start Record excerpts

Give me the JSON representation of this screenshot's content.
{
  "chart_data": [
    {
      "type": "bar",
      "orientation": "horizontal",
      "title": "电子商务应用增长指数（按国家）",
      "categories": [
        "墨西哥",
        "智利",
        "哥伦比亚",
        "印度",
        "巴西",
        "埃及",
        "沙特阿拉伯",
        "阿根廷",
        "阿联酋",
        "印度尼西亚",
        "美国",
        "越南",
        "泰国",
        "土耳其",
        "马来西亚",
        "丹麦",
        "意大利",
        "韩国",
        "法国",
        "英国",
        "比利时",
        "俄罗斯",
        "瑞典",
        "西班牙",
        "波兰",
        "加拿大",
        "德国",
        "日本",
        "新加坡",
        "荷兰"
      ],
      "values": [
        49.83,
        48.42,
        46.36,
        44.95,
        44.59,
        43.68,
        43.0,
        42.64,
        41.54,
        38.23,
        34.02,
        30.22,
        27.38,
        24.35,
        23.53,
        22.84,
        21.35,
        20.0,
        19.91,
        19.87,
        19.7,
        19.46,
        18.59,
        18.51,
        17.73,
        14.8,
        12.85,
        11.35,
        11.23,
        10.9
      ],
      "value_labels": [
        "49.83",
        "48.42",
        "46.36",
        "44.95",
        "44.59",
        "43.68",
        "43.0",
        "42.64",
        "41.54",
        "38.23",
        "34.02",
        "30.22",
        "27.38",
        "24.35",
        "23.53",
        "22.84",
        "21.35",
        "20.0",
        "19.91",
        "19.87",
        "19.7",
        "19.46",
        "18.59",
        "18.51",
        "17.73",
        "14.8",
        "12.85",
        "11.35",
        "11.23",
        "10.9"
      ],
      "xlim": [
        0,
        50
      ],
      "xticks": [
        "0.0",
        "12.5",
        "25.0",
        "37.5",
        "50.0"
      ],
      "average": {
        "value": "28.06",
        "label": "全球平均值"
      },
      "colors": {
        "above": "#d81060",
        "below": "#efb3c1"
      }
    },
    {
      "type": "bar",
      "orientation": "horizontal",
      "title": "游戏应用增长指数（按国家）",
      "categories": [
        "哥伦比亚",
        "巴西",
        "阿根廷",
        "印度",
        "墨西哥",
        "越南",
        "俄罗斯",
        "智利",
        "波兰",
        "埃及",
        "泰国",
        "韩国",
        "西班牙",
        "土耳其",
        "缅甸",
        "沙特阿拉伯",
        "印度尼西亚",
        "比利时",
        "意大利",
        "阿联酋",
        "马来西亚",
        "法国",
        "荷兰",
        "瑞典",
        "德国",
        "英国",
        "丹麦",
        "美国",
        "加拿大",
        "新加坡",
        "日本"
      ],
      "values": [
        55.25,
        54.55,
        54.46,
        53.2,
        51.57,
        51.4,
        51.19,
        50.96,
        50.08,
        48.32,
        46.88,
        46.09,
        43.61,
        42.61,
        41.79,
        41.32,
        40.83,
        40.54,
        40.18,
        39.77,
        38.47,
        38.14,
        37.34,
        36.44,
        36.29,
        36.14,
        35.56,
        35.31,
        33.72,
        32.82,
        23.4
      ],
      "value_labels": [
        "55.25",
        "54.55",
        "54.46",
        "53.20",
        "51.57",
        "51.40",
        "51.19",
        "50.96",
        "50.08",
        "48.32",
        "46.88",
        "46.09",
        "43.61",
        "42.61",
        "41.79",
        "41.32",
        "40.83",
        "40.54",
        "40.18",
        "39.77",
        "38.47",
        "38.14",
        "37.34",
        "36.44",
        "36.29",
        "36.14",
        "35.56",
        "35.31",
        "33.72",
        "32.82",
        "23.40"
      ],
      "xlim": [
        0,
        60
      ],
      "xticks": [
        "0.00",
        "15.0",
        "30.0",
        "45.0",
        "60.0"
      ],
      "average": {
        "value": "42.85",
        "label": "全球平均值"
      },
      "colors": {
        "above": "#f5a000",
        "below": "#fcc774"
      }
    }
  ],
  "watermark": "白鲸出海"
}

end Record excerpts
start Record excerpts

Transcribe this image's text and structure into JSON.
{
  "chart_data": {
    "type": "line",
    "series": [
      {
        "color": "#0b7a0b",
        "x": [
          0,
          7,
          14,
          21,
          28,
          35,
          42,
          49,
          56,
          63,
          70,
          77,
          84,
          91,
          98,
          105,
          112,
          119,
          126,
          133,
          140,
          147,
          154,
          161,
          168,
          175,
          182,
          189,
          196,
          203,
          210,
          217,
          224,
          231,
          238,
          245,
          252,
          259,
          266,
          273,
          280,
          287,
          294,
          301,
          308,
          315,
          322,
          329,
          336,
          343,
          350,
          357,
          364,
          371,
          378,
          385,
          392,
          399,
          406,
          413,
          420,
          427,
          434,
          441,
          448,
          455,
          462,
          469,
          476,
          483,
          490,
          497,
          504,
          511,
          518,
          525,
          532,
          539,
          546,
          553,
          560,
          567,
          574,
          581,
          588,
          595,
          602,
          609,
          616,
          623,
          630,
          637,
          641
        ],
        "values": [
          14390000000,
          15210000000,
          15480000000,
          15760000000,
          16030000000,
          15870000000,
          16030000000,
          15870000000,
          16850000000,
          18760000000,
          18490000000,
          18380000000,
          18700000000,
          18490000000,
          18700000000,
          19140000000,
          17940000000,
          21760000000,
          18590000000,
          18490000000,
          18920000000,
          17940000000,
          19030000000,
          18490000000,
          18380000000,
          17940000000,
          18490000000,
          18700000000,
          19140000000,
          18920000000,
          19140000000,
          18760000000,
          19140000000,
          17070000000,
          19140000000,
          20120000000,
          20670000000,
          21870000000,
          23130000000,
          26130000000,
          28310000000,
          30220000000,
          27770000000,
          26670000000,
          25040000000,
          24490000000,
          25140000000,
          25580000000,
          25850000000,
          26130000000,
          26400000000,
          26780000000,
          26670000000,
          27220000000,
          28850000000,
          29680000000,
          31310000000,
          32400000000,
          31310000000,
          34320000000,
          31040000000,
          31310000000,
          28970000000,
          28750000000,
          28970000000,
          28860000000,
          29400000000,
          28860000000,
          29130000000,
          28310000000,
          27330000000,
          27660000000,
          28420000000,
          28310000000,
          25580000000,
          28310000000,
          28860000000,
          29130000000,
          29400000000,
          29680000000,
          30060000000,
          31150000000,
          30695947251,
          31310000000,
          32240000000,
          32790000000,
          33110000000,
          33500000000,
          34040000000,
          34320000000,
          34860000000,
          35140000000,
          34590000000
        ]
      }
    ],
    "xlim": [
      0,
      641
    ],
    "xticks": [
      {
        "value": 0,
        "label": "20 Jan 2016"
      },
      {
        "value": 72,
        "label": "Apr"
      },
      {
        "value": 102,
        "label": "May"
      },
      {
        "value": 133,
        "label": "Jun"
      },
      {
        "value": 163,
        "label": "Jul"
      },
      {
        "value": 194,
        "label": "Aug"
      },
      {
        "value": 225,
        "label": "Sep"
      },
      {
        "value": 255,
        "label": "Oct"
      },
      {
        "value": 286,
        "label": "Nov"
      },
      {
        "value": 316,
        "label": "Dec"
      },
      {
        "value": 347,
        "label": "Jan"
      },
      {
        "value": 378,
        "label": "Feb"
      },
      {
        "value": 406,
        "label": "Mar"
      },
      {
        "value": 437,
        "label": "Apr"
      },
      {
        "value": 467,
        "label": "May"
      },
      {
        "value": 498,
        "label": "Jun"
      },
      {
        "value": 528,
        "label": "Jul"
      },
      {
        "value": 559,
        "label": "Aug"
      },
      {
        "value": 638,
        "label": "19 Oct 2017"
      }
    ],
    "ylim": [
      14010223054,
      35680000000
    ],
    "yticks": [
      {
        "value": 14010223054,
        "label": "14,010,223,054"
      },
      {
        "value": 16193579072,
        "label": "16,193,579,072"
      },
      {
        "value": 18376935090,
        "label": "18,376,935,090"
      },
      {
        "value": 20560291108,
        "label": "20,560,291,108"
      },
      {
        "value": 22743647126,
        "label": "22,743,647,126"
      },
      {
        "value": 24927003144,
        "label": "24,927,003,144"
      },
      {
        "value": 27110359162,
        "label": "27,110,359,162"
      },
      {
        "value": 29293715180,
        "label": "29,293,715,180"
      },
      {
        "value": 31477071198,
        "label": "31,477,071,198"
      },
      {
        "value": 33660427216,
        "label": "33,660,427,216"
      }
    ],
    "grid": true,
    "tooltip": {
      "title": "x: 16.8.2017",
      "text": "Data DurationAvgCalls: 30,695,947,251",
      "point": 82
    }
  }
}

end Record excerpts
start Record excerpts

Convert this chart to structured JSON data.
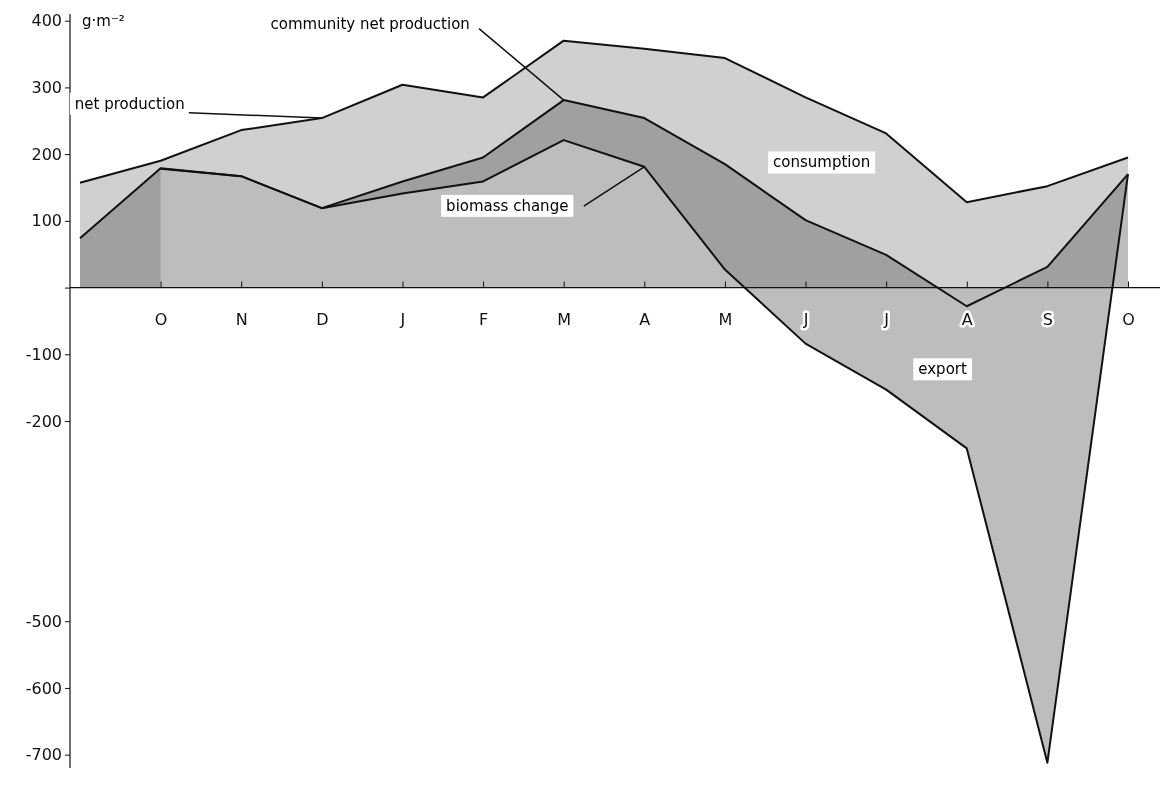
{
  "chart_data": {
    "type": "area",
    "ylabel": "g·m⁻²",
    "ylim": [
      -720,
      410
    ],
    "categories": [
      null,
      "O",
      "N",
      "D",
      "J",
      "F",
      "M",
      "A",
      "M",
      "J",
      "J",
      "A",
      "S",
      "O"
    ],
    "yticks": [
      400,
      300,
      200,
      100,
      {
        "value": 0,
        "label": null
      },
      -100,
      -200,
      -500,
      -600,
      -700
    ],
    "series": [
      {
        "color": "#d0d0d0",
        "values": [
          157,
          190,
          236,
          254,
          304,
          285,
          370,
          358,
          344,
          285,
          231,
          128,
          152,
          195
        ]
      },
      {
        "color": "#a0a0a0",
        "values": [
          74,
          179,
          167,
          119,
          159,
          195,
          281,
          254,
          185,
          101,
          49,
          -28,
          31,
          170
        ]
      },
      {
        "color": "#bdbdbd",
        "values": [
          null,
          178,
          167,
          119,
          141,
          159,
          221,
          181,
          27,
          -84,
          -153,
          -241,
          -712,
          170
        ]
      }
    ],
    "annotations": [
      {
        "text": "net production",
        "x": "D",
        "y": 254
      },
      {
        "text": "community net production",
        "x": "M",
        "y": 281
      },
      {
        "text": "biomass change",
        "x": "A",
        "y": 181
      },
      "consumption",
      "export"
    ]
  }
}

end Record excerpts

# Exercise objective:
Go through the lines above. Select every one that has the string "production".

# Answer below:
        "text": "net production",
        "text": "community net production",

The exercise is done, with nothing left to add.